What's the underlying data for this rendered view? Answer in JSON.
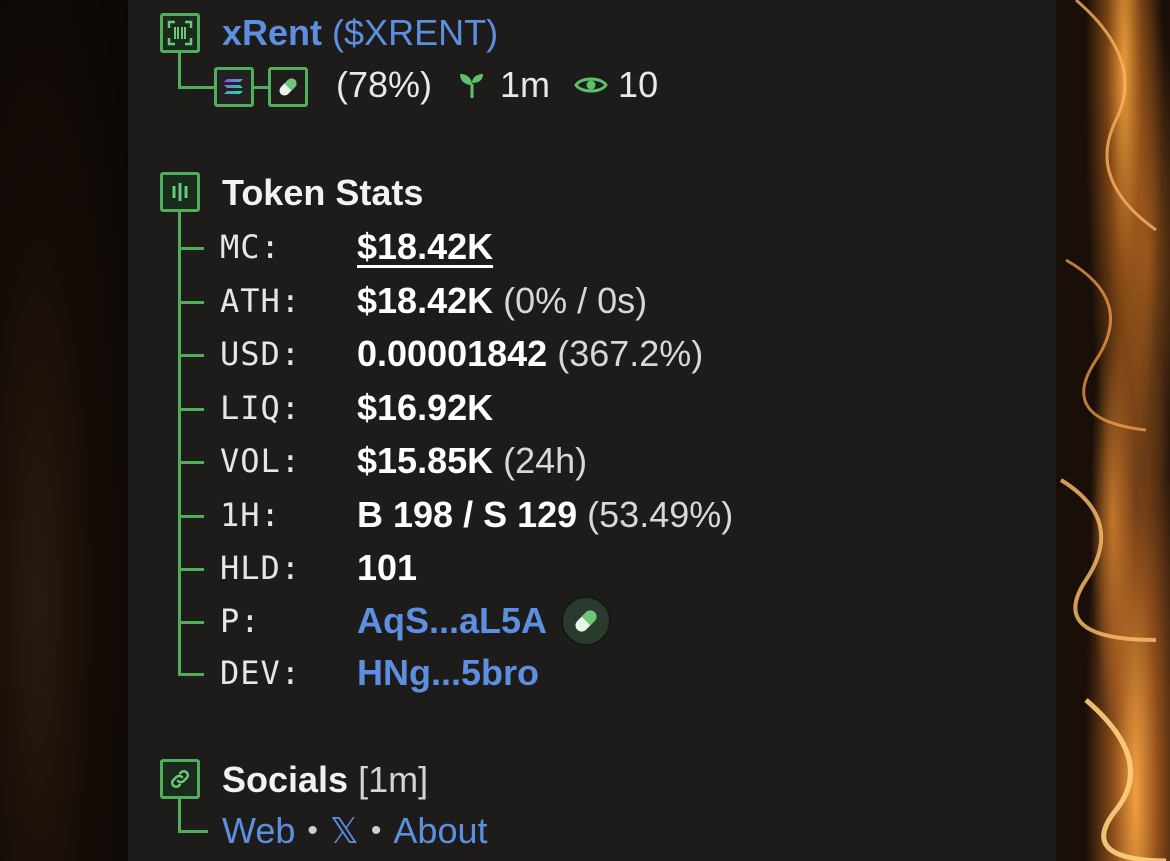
{
  "token": {
    "name": "xRent",
    "ticker": "($XRENT)",
    "percent": "(78%)",
    "age": "1m",
    "watchers": "10"
  },
  "stats": {
    "title": "Token Stats",
    "rows": [
      {
        "label": "MC:",
        "value": "$18.42K",
        "extra": ""
      },
      {
        "label": "ATH:",
        "value": "$18.42K",
        "extra": "(0% / 0s)"
      },
      {
        "label": "USD:",
        "value": "0.00001842",
        "extra": "(367.2%)"
      },
      {
        "label": "LIQ:",
        "value": "$16.92K",
        "extra": ""
      },
      {
        "label": "VOL:",
        "value": "$15.85K",
        "extra": "(24h)"
      },
      {
        "label": "1H:",
        "value": "B 198 / S 129",
        "extra": "(53.49%)"
      },
      {
        "label": "HLD:",
        "value": "101",
        "extra": ""
      },
      {
        "label": "P:",
        "value": "AqS...aL5A",
        "extra": ""
      },
      {
        "label": "DEV:",
        "value": "HNg...5bro",
        "extra": ""
      }
    ]
  },
  "socials": {
    "title": "Socials",
    "age": "[1m]",
    "links": [
      "Web",
      "𝕏",
      "About"
    ],
    "separator": "•"
  },
  "colors": {
    "accent_green": "#4fae5a",
    "link_blue": "#5d8fe0",
    "panel_bg": "#1d1c1a"
  },
  "icons": [
    "qr-scan-icon",
    "solana-icon",
    "pill-icon",
    "sprout-icon",
    "eye-icon",
    "bars-icon",
    "link-icon"
  ]
}
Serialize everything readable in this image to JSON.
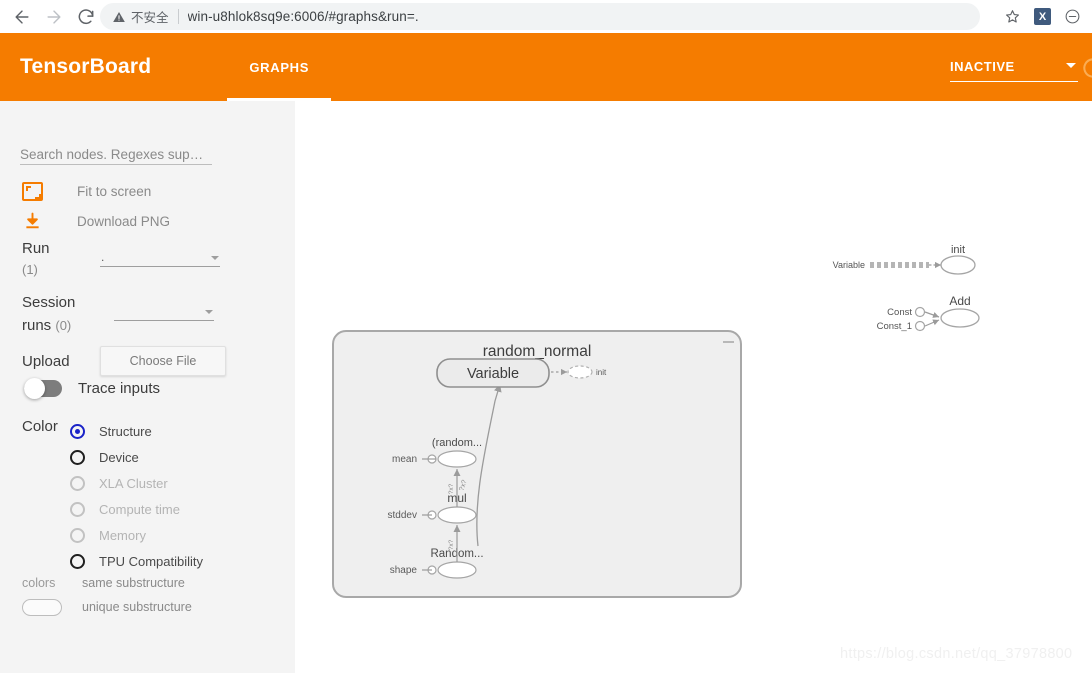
{
  "browser": {
    "back_icon": "arrow-left-icon",
    "forward_icon": "arrow-right-icon",
    "reload_icon": "reload-icon",
    "security_icon": "warning-triangle-icon",
    "security_label": "不安全",
    "url": "win-u8hlok8sq9e:6006/#graphs&run=.",
    "bookmark_icon": "star-icon",
    "extension_label": "X",
    "profile_icon": "minus-circle-icon"
  },
  "header": {
    "logo": "TensorBoard",
    "tabs": [
      {
        "label": "GRAPHS",
        "active": true
      }
    ],
    "status": "INACTIVE",
    "caret_icon": "chevron-down-icon",
    "refresh_icon": "refresh-icon",
    "accent_color": "#f57c00"
  },
  "sidebar": {
    "search_placeholder": "Search nodes. Regexes sup…",
    "search_value": "",
    "fit_to_screen": "Fit to screen",
    "fit_icon": "fit-to-screen-icon",
    "download_png": "Download PNG",
    "download_icon": "download-icon",
    "run_label": "Run",
    "run_count": "(1)",
    "run_value": ".",
    "session_label": "Session",
    "session_sub_label": "runs",
    "session_count": "(0)",
    "session_value": "",
    "upload_label": "Upload",
    "choose_file": "Choose File",
    "trace_inputs_label": "Trace inputs",
    "trace_inputs_on": false,
    "color_label": "Color",
    "color_options": [
      {
        "label": "Structure",
        "selected": true,
        "disabled": false
      },
      {
        "label": "Device",
        "selected": false,
        "disabled": false
      },
      {
        "label": "XLA Cluster",
        "selected": false,
        "disabled": true
      },
      {
        "label": "Compute time",
        "selected": false,
        "disabled": true
      },
      {
        "label": "Memory",
        "selected": false,
        "disabled": true
      },
      {
        "label": "TPU Compatibility",
        "selected": false,
        "disabled": false
      }
    ],
    "colors_legend_label": "colors",
    "legend_same": "same substructure",
    "legend_unique": "unique substructure"
  },
  "graph": {
    "variable_node": "Variable",
    "init_node": "init",
    "cluster_title": "random_normal",
    "cluster_collapse_icon": "minus-icon",
    "nodes": [
      {
        "label": "(random...",
        "port": "mean"
      },
      {
        "label": "mul",
        "port": "stddev"
      },
      {
        "label": "Random...",
        "port": "shape"
      }
    ],
    "edge_labels": [
      "?x?",
      "?x?"
    ],
    "legend": {
      "variable": "Variable",
      "init": "init",
      "const": "Const",
      "const_1": "Const_1",
      "add": "Add"
    }
  },
  "watermark": "https://blog.csdn.net/qq_37978800"
}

--------

GIVEN TASK. Filter the records above for lines containing the word "screen", and copy those lines.

WORKED SOLUTION.
    "fit_to_screen": "Fit to screen",
    "fit_icon": "fit-to-screen-icon",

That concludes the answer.